[Data tied to figure images]
________________________________________

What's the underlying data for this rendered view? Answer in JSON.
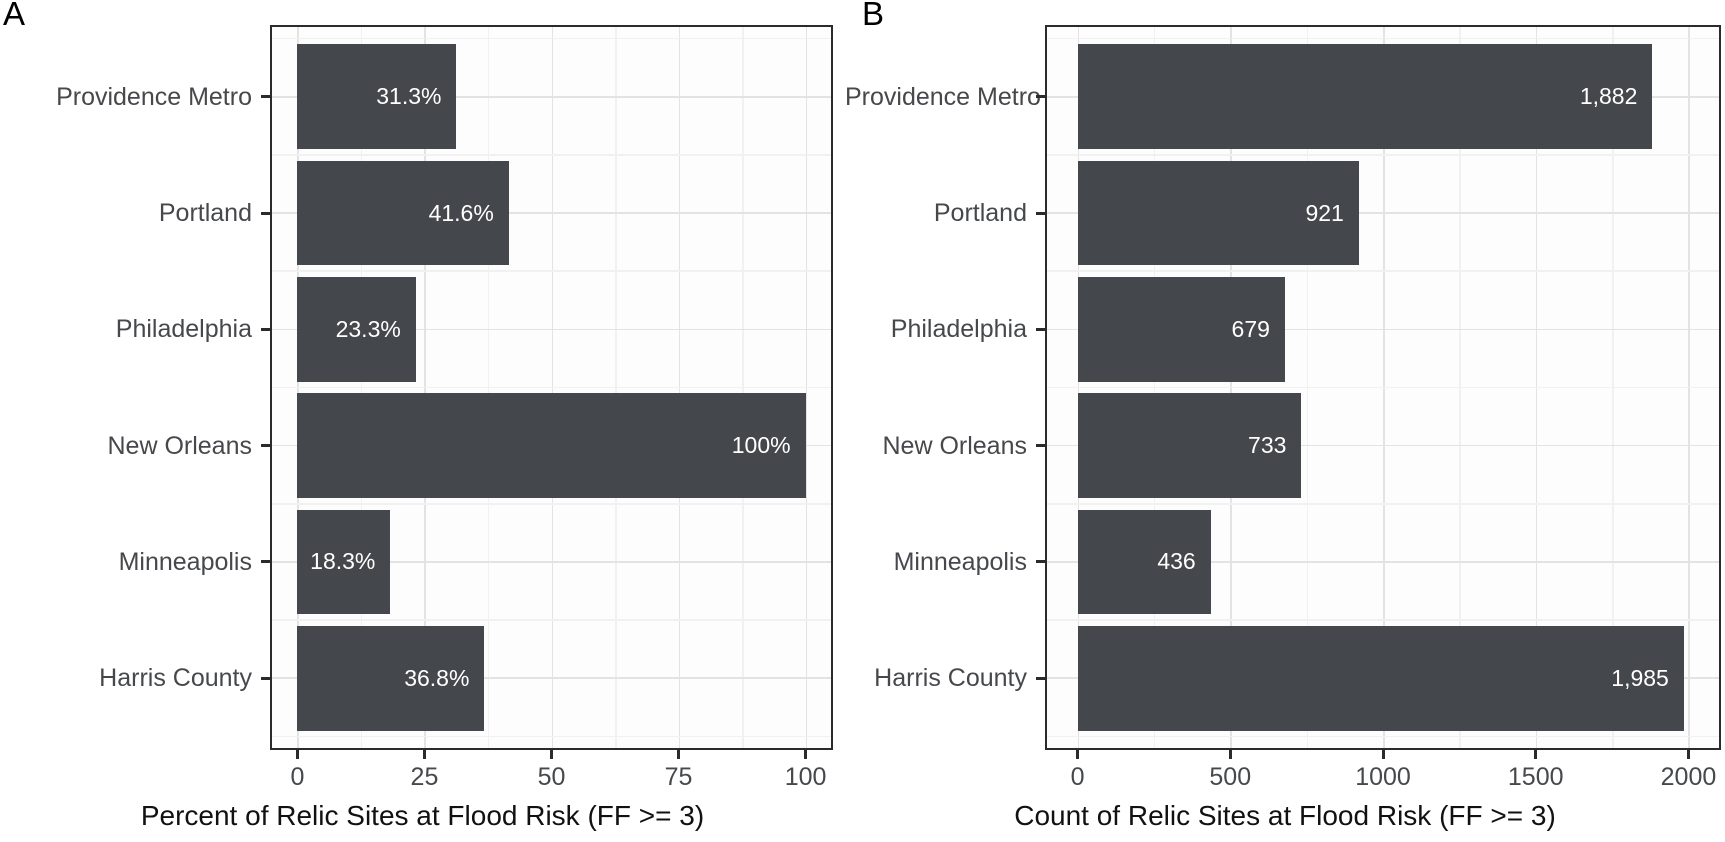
{
  "chart_data": [
    {
      "type": "bar",
      "orientation": "horizontal",
      "panel_tag": "A",
      "title": "",
      "xlabel": "Percent of Relic Sites at Flood Risk (FF >= 3)",
      "ylabel": "",
      "categories": [
        "Providence Metro",
        "Portland",
        "Philadelphia",
        "New Orleans",
        "Minneapolis",
        "Harris County"
      ],
      "values": [
        31.3,
        41.6,
        23.3,
        100,
        18.3,
        36.8
      ],
      "value_labels": [
        "31.3%",
        "41.6%",
        "23.3%",
        "100%",
        "18.3%",
        "36.8%"
      ],
      "xlim": [
        0,
        100
      ],
      "x_ticks": [
        0,
        25,
        50,
        75,
        100
      ],
      "x_tick_labels": [
        "0",
        "25",
        "50",
        "75",
        "100"
      ],
      "grid": "major and minor, light gray on white",
      "legend": false
    },
    {
      "type": "bar",
      "orientation": "horizontal",
      "panel_tag": "B",
      "title": "",
      "xlabel": "Count of Relic Sites at Flood Risk (FF >= 3)",
      "ylabel": "",
      "categories": [
        "Providence Metro",
        "Portland",
        "Philadelphia",
        "New Orleans",
        "Minneapolis",
        "Harris County"
      ],
      "values": [
        1882,
        921,
        679,
        733,
        436,
        1985
      ],
      "value_labels": [
        "1,882",
        "921",
        "679",
        "733",
        "436",
        "1,985"
      ],
      "xlim": [
        0,
        2000
      ],
      "x_ticks": [
        0,
        500,
        1000,
        1500,
        2000
      ],
      "x_tick_labels": [
        "0",
        "500",
        "1000",
        "1500",
        "2000"
      ],
      "grid": "major and minor, light gray on white",
      "legend": false
    }
  ],
  "figure": {
    "colors": {
      "bar_fill": "#44474B",
      "panel_border": "#2B2B2B",
      "grid_major": "#E3E3E3",
      "grid_minor": "#F1F1F1",
      "axis_text": "#46484B",
      "axis_title_text": "#111111",
      "bar_value_text": "#FFFFFF",
      "background": "#FFFFFF"
    }
  }
}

________________________________________

What the exercise asks: None of the pictures should appear; repeat the records exactly otherwise.

Solved exercise:
What's the underlying data for this rendered view? Answer in JSON.
{
  "chart_data": [
    {
      "type": "bar",
      "orientation": "horizontal",
      "panel_tag": "A",
      "title": "",
      "xlabel": "Percent of Relic Sites at Flood Risk (FF >= 3)",
      "ylabel": "",
      "categories": [
        "Providence Metro",
        "Portland",
        "Philadelphia",
        "New Orleans",
        "Minneapolis",
        "Harris County"
      ],
      "values": [
        31.3,
        41.6,
        23.3,
        100,
        18.3,
        36.8
      ],
      "value_labels": [
        "31.3%",
        "41.6%",
        "23.3%",
        "100%",
        "18.3%",
        "36.8%"
      ],
      "xlim": [
        0,
        100
      ],
      "x_ticks": [
        0,
        25,
        50,
        75,
        100
      ],
      "x_tick_labels": [
        "0",
        "25",
        "50",
        "75",
        "100"
      ],
      "grid": "major and minor, light gray on white",
      "legend": false
    },
    {
      "type": "bar",
      "orientation": "horizontal",
      "panel_tag": "B",
      "title": "",
      "xlabel": "Count of Relic Sites at Flood Risk (FF >= 3)",
      "ylabel": "",
      "categories": [
        "Providence Metro",
        "Portland",
        "Philadelphia",
        "New Orleans",
        "Minneapolis",
        "Harris County"
      ],
      "values": [
        1882,
        921,
        679,
        733,
        436,
        1985
      ],
      "value_labels": [
        "1,882",
        "921",
        "679",
        "733",
        "436",
        "1,985"
      ],
      "xlim": [
        0,
        2000
      ],
      "x_ticks": [
        0,
        500,
        1000,
        1500,
        2000
      ],
      "x_tick_labels": [
        "0",
        "500",
        "1000",
        "1500",
        "2000"
      ],
      "grid": "major and minor, light gray on white",
      "legend": false
    }
  ],
  "figure": {
    "colors": {
      "bar_fill": "#44474B",
      "panel_border": "#2B2B2B",
      "grid_major": "#E3E3E3",
      "grid_minor": "#F1F1F1",
      "axis_text": "#46484B",
      "axis_title_text": "#111111",
      "bar_value_text": "#FFFFFF",
      "background": "#FFFFFF"
    }
  }
}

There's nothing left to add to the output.